Task objective => Your task is to print all of the data word for word.

Records shown =>
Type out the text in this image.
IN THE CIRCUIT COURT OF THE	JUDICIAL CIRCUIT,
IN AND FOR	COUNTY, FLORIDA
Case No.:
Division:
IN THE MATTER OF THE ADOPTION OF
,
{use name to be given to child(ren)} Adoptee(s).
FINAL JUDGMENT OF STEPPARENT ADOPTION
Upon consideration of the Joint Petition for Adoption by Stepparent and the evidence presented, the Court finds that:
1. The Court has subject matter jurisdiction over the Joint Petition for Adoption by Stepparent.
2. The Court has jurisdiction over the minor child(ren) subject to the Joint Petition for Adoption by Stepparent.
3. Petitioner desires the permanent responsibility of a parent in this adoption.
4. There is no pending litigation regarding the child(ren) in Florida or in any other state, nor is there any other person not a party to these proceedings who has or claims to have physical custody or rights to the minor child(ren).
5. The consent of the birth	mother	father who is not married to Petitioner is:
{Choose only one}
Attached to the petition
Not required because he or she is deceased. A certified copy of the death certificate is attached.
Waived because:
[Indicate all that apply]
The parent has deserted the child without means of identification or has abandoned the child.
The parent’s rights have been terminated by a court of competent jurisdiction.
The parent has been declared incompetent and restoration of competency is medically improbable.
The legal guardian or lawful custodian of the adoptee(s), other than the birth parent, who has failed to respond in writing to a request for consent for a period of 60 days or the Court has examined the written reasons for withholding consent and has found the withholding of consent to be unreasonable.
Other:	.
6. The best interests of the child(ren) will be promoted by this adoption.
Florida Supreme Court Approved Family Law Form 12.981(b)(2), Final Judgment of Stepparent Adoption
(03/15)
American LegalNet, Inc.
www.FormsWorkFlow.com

Correct output =>
Type out the text in this image.
IN THE CIRCUIT COURT OF THE	JUDICIAL CIRCUIT,
IN AND FOR	COUNTY, FLORIDA
Case No.:
Division:
IN THE MATTER OF THE ADOPTION OF
,
{use name to be given to child(ren)} Adoptee(s).
FINAL JUDGMENT OF STEPPARENT ADOPTION
Upon consideration of the Joint Petition for Adoption by Stepparent and the evidence presented, the Court finds that:
1. The Court has subject matter jurisdiction over the Joint Petition for Adoption by Stepparent.
2. The Court has jurisdiction over the minor child(ren) subject to the Joint Petition for Adoption by Stepparent.
3. Petitioner desires the permanent responsibility of a parent in this adoption.
4. There is no pending litigation regarding the child(ren) in Florida or in any other state, nor is there any other person not a party to these proceedings who has or claims to have physical custody or rights to the minor child(ren).
5. The consent of the birth	mother	father who is not married to Petitioner is:
{Choose only one}
Attached to the petition
Not required because he or she is deceased. A certified copy of the death certificate is attached.
Waived because:
[Indicate all that apply]
The parent has deserted the child without means of identification or has abandoned the child.
The parent’s rights have been terminated by a court of competent jurisdiction.
The parent has been declared incompetent and restoration of competency is medically improbable.
The legal guardian or lawful custodian of the adoptee(s), other than the birth parent, who has failed to respond in writing to a request for consent for a period of 60 days or the Court has examined the written reasons for withholding consent and has found the withholding of consent to be unreasonable.
Other:	.
6. The best interests of the child(ren) will be promoted by this adoption.
Florida Supreme Court Approved Family Law Form 12.981(b)(2), Final Judgment of Stepparent Adoption
(03/15)
American LegalNet, Inc.
www.FormsWorkFlow.com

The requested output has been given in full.